------ INPUT FOR THIS TASK ------
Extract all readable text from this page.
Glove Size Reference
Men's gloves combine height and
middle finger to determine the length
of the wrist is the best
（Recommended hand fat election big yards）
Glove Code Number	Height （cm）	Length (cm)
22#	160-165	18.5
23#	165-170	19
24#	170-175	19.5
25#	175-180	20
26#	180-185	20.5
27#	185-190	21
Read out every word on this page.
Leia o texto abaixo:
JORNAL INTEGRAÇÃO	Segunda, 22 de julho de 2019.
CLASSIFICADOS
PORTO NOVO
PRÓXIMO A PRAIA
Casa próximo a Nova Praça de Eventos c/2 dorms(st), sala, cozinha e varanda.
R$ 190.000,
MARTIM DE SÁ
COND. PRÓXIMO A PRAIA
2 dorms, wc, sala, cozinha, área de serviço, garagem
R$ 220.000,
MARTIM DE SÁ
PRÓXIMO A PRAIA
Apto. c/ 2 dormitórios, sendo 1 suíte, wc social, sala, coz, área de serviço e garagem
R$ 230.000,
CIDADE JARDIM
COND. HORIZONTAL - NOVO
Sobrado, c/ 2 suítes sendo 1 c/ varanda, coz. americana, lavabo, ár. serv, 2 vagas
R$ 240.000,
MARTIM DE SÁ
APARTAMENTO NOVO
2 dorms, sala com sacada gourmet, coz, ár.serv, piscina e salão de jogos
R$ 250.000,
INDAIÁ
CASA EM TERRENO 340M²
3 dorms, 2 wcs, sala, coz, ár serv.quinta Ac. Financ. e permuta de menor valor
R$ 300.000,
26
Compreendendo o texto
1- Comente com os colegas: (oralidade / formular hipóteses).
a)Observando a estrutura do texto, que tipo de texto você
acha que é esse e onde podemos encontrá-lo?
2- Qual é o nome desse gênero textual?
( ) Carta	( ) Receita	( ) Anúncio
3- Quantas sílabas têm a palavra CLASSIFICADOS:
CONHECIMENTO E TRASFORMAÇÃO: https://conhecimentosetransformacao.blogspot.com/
------
### STATED EXERCISE
Type out the entries again, word for word.

### RESPONSE
Extract all readable text from this page.
Glove Size Reference
Men's gloves combine height and
middle finger to determine the length
of the wrist is the best
（Recommended hand fat election big yards）
Glove Code Number	Height （cm）	Length (cm)
22#	160-165	18.5
23#	165-170	19
24#	170-175	19.5
25#	175-180	20
26#	180-185	20.5
27#	185-190	21
Read out every word on this page.
Leia o texto abaixo:
JORNAL INTEGRAÇÃO	Segunda, 22 de julho de 2019.
CLASSIFICADOS
PORTO NOVO
PRÓXIMO A PRAIA
Casa próximo a Nova Praça de Eventos c/2 dorms(st), sala, cozinha e varanda.
R$ 190.000,
MARTIM DE SÁ
COND. PRÓXIMO A PRAIA
2 dorms, wc, sala, cozinha, área de serviço, garagem
R$ 220.000,
MARTIM DE SÁ
PRÓXIMO A PRAIA
Apto. c/ 2 dormitórios, sendo 1 suíte, wc social, sala, coz, área de serviço e garagem
R$ 230.000,
CIDADE JARDIM
COND. HORIZONTAL - NOVO
Sobrado, c/ 2 suítes sendo 1 c/ varanda, coz. americana, lavabo, ár. serv, 2 vagas
R$ 240.000,
MARTIM DE SÁ
APARTAMENTO NOVO
2 dorms, sala com sacada gourmet, coz, ár.serv, piscina e salão de jogos
R$ 250.000,
INDAIÁ
CASA EM TERRENO 340M²
3 dorms, 2 wcs, sala, coz, ár serv.quinta Ac. Financ. e permuta de menor valor
R$ 300.000,
26
Compreendendo o texto
1- Comente com os colegas: (oralidade / formular hipóteses).
a)Observando a estrutura do texto, que tipo de texto você
acha que é esse e onde podemos encontrá-lo?
2- Qual é o nome desse gênero textual?
( ) Carta	( ) Receita	( ) Anúncio
3- Quantas sílabas têm a palavra CLASSIFICADOS:
CONHECIMENTO E TRASFORMAÇÃO: https://conhecimentosetransformacao.blogspot.com/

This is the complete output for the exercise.